DIRECTIONS |
Gather every line below where "structured" appears.

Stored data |
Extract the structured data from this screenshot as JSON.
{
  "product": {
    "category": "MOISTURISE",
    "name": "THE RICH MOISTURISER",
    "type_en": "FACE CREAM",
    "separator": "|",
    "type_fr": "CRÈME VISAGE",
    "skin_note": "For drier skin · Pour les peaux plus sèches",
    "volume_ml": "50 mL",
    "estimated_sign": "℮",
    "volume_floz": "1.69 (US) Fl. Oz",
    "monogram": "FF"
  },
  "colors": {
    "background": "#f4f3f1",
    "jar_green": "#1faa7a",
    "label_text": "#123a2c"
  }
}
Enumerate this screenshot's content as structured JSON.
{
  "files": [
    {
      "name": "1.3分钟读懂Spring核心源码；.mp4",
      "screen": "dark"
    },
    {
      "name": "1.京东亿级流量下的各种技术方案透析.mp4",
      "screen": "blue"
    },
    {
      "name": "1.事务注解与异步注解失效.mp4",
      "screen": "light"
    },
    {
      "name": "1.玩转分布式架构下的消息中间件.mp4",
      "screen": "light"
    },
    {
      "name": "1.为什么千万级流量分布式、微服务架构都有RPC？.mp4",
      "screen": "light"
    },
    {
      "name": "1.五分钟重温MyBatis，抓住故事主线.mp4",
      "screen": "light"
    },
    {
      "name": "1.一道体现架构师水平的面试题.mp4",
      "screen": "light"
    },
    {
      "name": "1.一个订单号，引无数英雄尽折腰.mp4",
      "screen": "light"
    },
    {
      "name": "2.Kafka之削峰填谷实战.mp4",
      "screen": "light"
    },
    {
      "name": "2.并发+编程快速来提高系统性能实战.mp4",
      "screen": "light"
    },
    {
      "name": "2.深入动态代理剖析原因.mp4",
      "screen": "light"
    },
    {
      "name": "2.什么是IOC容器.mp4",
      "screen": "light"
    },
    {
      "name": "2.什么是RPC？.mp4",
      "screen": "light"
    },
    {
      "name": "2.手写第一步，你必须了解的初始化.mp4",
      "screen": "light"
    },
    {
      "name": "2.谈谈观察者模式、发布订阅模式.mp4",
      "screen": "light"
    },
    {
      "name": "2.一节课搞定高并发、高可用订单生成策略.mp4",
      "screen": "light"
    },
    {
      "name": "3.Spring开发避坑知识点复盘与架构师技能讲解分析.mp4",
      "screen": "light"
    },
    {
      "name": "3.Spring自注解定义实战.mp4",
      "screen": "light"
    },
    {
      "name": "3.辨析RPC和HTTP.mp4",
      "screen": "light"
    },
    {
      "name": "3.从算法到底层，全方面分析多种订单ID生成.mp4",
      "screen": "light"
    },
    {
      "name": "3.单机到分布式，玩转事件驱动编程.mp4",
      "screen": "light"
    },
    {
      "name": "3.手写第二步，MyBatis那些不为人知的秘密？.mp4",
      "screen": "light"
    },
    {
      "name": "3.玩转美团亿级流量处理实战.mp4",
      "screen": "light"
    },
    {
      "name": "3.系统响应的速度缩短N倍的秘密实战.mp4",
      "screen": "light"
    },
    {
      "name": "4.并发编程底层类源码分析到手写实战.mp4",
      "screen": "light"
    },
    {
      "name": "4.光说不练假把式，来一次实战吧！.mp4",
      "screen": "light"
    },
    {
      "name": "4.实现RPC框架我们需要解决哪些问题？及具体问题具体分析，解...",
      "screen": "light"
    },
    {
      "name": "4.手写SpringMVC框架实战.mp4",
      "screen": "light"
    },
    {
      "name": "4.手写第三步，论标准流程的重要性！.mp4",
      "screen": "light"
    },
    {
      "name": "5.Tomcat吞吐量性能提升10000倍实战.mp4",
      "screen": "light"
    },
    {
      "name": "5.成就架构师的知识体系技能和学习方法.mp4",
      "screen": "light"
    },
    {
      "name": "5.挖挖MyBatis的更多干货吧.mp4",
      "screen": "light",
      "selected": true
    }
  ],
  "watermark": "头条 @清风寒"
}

TASK SOLUTION |
Extract the structured data from this screenshot as JSON.
Enumerate this screenshot's content as structured JSON.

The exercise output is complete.